Given exercise -> Give the data again, word for word.

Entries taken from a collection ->
++++++++++
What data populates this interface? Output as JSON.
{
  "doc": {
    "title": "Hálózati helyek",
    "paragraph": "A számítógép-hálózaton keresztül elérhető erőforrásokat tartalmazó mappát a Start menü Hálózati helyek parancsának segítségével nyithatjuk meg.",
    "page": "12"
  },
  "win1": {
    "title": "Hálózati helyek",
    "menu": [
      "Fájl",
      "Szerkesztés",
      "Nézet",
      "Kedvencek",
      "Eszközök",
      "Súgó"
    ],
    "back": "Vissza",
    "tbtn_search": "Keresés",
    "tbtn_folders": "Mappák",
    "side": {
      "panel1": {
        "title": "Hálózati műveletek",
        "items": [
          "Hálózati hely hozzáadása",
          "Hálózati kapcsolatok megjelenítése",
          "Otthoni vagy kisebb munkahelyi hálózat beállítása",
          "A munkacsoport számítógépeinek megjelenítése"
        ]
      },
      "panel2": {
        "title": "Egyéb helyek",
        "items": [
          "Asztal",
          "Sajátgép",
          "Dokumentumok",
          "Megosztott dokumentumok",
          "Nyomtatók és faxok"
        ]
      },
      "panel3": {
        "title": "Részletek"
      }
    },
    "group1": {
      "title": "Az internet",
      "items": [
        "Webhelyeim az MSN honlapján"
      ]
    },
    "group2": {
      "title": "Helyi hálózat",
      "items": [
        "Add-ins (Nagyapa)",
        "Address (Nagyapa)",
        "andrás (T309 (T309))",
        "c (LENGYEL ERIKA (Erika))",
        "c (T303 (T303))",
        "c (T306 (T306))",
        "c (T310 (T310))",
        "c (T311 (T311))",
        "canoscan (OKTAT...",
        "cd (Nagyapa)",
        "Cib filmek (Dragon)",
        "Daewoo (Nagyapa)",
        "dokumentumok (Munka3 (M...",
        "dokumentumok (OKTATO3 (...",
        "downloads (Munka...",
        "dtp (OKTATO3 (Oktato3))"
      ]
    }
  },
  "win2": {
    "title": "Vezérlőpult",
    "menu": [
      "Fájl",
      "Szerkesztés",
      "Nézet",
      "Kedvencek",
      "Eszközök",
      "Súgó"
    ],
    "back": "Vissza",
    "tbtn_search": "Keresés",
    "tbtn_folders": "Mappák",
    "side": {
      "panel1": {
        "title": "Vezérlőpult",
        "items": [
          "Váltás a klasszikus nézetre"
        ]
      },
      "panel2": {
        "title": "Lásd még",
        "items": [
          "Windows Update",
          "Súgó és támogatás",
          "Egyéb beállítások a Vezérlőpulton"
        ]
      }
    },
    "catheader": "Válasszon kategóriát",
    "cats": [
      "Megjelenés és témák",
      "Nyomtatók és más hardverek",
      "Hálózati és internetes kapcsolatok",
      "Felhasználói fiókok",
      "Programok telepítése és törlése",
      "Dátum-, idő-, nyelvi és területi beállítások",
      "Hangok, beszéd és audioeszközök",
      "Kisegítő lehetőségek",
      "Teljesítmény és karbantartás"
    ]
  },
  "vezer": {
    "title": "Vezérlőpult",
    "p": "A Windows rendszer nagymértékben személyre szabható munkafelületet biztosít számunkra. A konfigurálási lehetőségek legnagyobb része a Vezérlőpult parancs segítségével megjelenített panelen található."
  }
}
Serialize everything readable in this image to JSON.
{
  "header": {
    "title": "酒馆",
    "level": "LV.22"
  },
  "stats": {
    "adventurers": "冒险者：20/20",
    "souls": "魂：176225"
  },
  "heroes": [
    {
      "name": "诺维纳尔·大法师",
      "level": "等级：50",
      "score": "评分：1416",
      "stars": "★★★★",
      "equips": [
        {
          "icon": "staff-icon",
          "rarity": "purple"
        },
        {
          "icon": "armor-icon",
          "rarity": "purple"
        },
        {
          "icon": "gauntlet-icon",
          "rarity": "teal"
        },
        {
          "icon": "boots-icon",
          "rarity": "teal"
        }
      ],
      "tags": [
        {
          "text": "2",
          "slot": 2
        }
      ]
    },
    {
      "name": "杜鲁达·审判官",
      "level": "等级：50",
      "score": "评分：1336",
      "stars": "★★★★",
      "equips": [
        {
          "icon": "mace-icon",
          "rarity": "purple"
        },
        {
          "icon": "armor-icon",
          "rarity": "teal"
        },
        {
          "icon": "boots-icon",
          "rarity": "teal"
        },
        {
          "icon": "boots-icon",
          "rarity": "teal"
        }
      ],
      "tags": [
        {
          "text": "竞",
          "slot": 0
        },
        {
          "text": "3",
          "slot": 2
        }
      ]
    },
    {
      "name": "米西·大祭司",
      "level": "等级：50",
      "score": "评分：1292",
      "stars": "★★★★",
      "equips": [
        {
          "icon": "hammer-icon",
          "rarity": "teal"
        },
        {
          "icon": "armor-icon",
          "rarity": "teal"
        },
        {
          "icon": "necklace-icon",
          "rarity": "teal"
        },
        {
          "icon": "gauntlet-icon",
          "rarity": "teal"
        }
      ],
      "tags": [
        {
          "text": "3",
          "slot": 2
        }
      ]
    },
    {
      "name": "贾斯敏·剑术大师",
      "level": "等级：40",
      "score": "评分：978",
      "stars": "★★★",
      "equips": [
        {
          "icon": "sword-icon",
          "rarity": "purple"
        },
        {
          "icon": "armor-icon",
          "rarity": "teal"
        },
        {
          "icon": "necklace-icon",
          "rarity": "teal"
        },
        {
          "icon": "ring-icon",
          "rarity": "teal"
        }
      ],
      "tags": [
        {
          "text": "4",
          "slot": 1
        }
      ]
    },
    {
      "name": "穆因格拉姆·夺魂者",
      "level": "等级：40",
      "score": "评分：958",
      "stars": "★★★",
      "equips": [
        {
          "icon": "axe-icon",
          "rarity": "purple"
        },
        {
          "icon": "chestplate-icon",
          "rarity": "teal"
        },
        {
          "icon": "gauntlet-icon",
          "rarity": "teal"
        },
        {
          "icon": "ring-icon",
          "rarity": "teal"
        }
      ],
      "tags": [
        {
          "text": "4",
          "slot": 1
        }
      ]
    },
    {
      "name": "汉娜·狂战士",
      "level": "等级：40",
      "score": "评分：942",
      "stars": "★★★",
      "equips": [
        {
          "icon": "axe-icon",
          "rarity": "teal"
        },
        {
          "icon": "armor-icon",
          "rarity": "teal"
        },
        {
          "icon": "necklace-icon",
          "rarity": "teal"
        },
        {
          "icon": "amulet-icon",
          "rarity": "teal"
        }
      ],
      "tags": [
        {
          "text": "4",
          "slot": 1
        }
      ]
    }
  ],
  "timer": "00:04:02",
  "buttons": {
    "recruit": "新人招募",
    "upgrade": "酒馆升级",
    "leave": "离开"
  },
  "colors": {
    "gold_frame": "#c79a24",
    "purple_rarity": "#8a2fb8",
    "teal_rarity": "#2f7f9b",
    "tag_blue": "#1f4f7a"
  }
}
++++++++++
Finished exercise ->
What data populates this interface? Output as JSON.
{
  "doc": {
    "title": "Hálózati helyek",
    "paragraph": "A számítógép-hálózaton keresztül elérhető erőforrásokat tartalmazó mappát a Start menü Hálózati helyek parancsának segítségével nyithatjuk meg.",
    "page": "12"
  },
  "win1": {
    "title": "Hálózati helyek",
    "menu": [
      "Fájl",
      "Szerkesztés",
      "Nézet",
      "Kedvencek",
      "Eszközök",
      "Súgó"
    ],
    "back": "Vissza",
    "tbtn_search": "Keresés",
    "tbtn_folders": "Mappák",
    "side": {
      "panel1": {
        "title": "Hálózati műveletek",
        "items": [
          "Hálózati hely hozzáadása",
          "Hálózati kapcsolatok megjelenítése",
          "Otthoni vagy kisebb munkahelyi hálózat beállítása",
          "A munkacsoport számítógépeinek megjelenítése"
        ]
      },
      "panel2": {
        "title": "Egyéb helyek",
        "items": [
          "Asztal",
          "Sajátgép",
          "Dokumentumok",
          "Megosztott dokumentumok",
          "Nyomtatók és faxok"
        ]
      },
      "panel3": {
        "title": "Részletek"
      }
    },
    "group1": {
      "title": "Az internet",
      "items": [
        "Webhelyeim az MSN honlapján"
      ]
    },
    "group2": {
      "title": "Helyi hálózat",
      "items": [
        "Add-ins (Nagyapa)",
        "Address (Nagyapa)",
        "andrás (T309 (T309))",
        "c (LENGYEL ERIKA (Erika))",
        "c (T303 (T303))",
        "c (T306 (T306))",
        "c (T310 (T310))",
        "c (T311 (T311))",
        "canoscan (OKTAT...",
        "cd (Nagyapa)",
        "Cib filmek (Dragon)",
        "Daewoo (Nagyapa)",
        "dokumentumok (Munka3 (M...",
        "dokumentumok (OKTATO3 (...",
        "downloads (Munka...",
        "dtp (OKTATO3 (Oktato3))"
      ]
    }
  },
  "win2": {
    "title": "Vezérlőpult",
    "menu": [
      "Fájl",
      "Szerkesztés",
      "Nézet",
      "Kedvencek",
      "Eszközök",
      "Súgó"
    ],
    "back": "Vissza",
    "tbtn_search": "Keresés",
    "tbtn_folders": "Mappák",
    "side": {
      "panel1": {
        "title": "Vezérlőpult",
        "items": [
          "Váltás a klasszikus nézetre"
        ]
      },
      "panel2": {
        "title": "Lásd még",
        "items": [
          "Windows Update",
          "Súgó és támogatás",
          "Egyéb beállítások a Vezérlőpulton"
        ]
      }
    },
    "catheader": "Válasszon kategóriát",
    "cats": [
      "Megjelenés és témák",
      "Nyomtatók és más hardverek",
      "Hálózati és internetes kapcsolatok",
      "Felhasználói fiókok",
      "Programok telepítése és törlése",
      "Dátum-, idő-, nyelvi és területi beállítások",
      "Hangok, beszéd és audioeszközök",
      "Kisegítő lehetőségek",
      "Teljesítmény és karbantartás"
    ]
  },
  "vezer": {
    "title": "Vezérlőpult",
    "p": "A Windows rendszer nagymértékben személyre szabható munkafelületet biztosít számunkra. A konfigurálási lehetőségek legnagyobb része a Vezérlőpult parancs segítségével megjelenített panelen található."
  }
}
Serialize everything readable in this image to JSON.
{
  "header": {
    "title": "酒馆",
    "level": "LV.22"
  },
  "stats": {
    "adventurers": "冒险者：20/20",
    "souls": "魂：176225"
  },
  "heroes": [
    {
      "name": "诺维纳尔·大法师",
      "level": "等级：50",
      "score": "评分：1416",
      "stars": "★★★★",
      "equips": [
        {
          "icon": "staff-icon",
          "rarity": "purple"
        },
        {
          "icon": "armor-icon",
          "rarity": "purple"
        },
        {
          "icon": "gauntlet-icon",
          "rarity": "teal"
        },
        {
          "icon": "boots-icon",
          "rarity": "teal"
        }
      ],
      "tags": [
        {
          "text": "2",
          "slot": 2
        }
      ]
    },
    {
      "name": "杜鲁达·审判官",
      "level": "等级：50",
      "score": "评分：1336",
      "stars": "★★★★",
      "equips": [
        {
          "icon": "mace-icon",
          "rarity": "purple"
        },
        {
          "icon": "armor-icon",
          "rarity": "teal"
        },
        {
          "icon": "boots-icon",
          "rarity": "teal"
        },
        {
          "icon": "boots-icon",
          "rarity": "teal"
        }
      ],
      "tags": [
        {
          "text": "竞",
          "slot": 0
        },
        {
          "text": "3",
          "slot": 2
        }
      ]
    },
    {
      "name": "米西·大祭司",
      "level": "等级：50",
      "score": "评分：1292",
      "stars": "★★★★",
      "equips": [
        {
          "icon": "hammer-icon",
          "rarity": "teal"
        },
        {
          "icon": "armor-icon",
          "rarity": "teal"
        },
        {
          "icon": "necklace-icon",
          "rarity": "teal"
        },
        {
          "icon": "gauntlet-icon",
          "rarity": "teal"
        }
      ],
      "tags": [
        {
          "text": "3",
          "slot": 2
        }
      ]
    },
    {
      "name": "贾斯敏·剑术大师",
      "level": "等级：40",
      "score": "评分：978",
      "stars": "★★★",
      "equips": [
        {
          "icon": "sword-icon",
          "rarity": "purple"
        },
        {
          "icon": "armor-icon",
          "rarity": "teal"
        },
        {
          "icon": "necklace-icon",
          "rarity": "teal"
        },
        {
          "icon": "ring-icon",
          "rarity": "teal"
        }
      ],
      "tags": [
        {
          "text": "4",
          "slot": 1
        }
      ]
    },
    {
      "name": "穆因格拉姆·夺魂者",
      "level": "等级：40",
      "score": "评分：958",
      "stars": "★★★",
      "equips": [
        {
          "icon": "axe-icon",
          "rarity": "purple"
        },
        {
          "icon": "chestplate-icon",
          "rarity": "teal"
        },
        {
          "icon": "gauntlet-icon",
          "rarity": "teal"
        },
        {
          "icon": "ring-icon",
          "rarity": "teal"
        }
      ],
      "tags": [
        {
          "text": "4",
          "slot": 1
        }
      ]
    },
    {
      "name": "汉娜·狂战士",
      "level": "等级：40",
      "score": "评分：942",
      "stars": "★★★",
      "equips": [
        {
          "icon": "axe-icon",
          "rarity": "teal"
        },
        {
          "icon": "armor-icon",
          "rarity": "teal"
        },
        {
          "icon": "necklace-icon",
          "rarity": "teal"
        },
        {
          "icon": "amulet-icon",
          "rarity": "teal"
        }
      ],
      "tags": [
        {
          "text": "4",
          "slot": 1
        }
      ]
    }
  ],
  "timer": "00:04:02",
  "buttons": {
    "recruit": "新人招募",
    "upgrade": "酒馆升级",
    "leave": "离开"
  },
  "colors": {
    "gold_frame": "#c79a24",
    "purple_rarity": "#8a2fb8",
    "teal_rarity": "#2f7f9b",
    "tag_blue": "#1f4f7a"
  }
}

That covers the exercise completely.